Al final llegan a Quito donde se supone que tienen
como compradores de la droga a Elías (Marcelo Aguirre), el amante de Lorna, y a
dos de sus amigos. Aquí, la historia de la película toma un giro inesperado:
cuando Blanquito ve, a través de los ventanales de la casa de Elías, a éste y a
Lorna copulando, algo se transforma en él. Al final, decide avanzar solo en la
vida y le deja a Lorna la parte convenida por la venta de un paquete de la
droga. Al día siguiente, cuando Lorna acude al hotel y sale a la calle, mira
para ambos lados tratando de encontrar rastros de Blanquito: la mirada de
Lorna, ya subida al carro, junto a Elías, es la mirada de quien también se ha
transformado. Entonces vemos a Blanquito en la cevichería, sonriendo, a punto
de llanto, lleno de nostalgia por El Matal pero convencido de que no regresará
al pueblo, y dispuesto a la vida.
Pescador es
una película realizada con mano maestra en su narrativa cinematográfica: un
ritmo intenso, una trama envolvente, una fotografía que saca provecho del
paisaje para el viaje y de los primeros planos para describir a los personajes;
el guión está cargado de un humor inteligente que aprovecha los giros populares,
y la canción de amor del filme, reelaborada por la banda mexicana Los Shajatos,
a partir de una vieja cumbia de Rodolfo Aicardi, contribuye al sentido de la
pérdida que sutilmente propone la película. Pescador,
de Sebastián Cordero, es la película de un director que sabe cómo contar
historias que atrapan al espectador, con profundidad vital y calidad estética.
Trailer de Pescador
(2011), la película más reciente de Sebastián Cordero, que es un filme en el que
Blanquito, un personaje que encarna un
alma pura, realiza un viaje de aprendizaje vital desde una población
costera hasta la capital del país.

▶ _Datos proporcionados_:
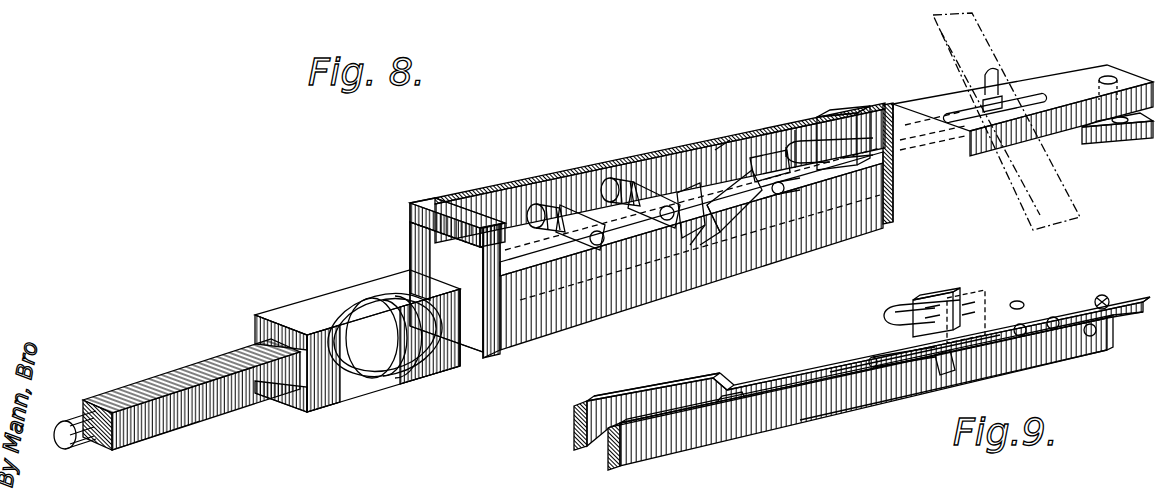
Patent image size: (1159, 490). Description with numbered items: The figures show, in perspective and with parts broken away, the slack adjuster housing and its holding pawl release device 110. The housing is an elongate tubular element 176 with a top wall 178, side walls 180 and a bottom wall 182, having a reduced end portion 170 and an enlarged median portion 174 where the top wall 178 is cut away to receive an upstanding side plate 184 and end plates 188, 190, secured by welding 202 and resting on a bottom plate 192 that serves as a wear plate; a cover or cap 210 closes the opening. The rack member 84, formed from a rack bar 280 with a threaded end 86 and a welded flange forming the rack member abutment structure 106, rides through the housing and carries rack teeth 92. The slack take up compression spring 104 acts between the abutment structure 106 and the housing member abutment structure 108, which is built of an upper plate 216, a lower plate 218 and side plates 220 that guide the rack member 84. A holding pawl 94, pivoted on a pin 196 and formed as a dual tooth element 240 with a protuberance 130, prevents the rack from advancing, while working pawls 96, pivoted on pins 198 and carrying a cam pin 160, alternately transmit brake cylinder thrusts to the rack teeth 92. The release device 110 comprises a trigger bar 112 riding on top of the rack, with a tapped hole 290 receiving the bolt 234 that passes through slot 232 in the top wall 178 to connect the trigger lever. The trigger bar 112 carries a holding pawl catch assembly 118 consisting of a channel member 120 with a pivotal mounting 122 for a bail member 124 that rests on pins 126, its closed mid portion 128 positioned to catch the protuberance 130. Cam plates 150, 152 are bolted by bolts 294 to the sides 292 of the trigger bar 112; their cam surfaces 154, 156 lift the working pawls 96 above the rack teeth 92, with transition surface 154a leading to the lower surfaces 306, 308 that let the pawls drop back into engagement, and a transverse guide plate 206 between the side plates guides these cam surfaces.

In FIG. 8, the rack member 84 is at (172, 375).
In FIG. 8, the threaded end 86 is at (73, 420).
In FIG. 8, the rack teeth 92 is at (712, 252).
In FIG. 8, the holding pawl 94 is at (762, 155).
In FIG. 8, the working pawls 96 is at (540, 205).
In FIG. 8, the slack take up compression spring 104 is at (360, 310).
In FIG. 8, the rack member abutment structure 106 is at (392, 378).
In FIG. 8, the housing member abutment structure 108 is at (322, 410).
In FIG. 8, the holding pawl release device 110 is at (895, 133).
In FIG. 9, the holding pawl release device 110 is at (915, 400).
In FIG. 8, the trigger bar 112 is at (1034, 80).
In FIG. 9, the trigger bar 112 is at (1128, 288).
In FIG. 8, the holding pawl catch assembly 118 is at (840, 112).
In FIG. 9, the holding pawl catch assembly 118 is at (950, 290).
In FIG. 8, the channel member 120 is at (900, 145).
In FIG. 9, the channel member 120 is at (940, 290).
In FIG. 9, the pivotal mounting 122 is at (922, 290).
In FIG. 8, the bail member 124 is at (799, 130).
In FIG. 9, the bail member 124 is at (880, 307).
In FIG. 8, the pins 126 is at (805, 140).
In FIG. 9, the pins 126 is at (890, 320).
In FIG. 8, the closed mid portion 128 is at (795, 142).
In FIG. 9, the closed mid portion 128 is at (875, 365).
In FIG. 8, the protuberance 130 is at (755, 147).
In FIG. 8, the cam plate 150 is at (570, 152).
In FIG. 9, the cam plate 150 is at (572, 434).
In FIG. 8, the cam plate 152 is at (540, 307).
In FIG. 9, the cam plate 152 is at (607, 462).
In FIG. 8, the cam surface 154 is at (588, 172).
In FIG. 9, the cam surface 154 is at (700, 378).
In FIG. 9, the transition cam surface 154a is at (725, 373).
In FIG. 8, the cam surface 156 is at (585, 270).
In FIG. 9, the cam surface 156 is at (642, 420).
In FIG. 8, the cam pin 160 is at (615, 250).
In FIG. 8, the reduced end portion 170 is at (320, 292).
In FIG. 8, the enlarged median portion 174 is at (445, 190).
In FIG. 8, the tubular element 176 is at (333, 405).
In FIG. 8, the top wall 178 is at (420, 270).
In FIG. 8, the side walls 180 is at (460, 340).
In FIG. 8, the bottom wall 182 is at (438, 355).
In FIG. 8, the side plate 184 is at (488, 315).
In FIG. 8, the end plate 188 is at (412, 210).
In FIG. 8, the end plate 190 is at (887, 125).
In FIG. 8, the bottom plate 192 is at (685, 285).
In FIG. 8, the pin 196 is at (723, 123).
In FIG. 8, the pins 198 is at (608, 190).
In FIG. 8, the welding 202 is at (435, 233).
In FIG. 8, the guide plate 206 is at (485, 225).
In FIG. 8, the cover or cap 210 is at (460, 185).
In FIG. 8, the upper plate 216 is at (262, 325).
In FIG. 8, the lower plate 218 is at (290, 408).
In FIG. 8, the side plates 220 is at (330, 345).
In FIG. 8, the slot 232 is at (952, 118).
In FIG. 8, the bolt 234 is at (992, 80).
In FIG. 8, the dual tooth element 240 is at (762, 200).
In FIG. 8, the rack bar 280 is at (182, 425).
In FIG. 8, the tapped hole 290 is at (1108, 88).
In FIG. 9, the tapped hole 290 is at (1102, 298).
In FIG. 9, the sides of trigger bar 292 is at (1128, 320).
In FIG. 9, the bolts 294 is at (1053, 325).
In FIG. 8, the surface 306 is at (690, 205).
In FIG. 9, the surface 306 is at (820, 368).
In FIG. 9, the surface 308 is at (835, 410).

▶ _Enunciado_: Reproduce textualmente el pasaje de la reseña sobre la película Pescador que va desde "Trailer de Pescador" hasta "capital del país.". El material no interviene en esta tarea.

▶ _Solución escrita_:
Trailer de Pescador
(2011), la película más reciente de Sebastián Cordero, que es un filme en el que
Blanquito, un personaje que encarna un
alma pura, realiza un viaje de aprendizaje vital desde una población
costera hasta la capital del país.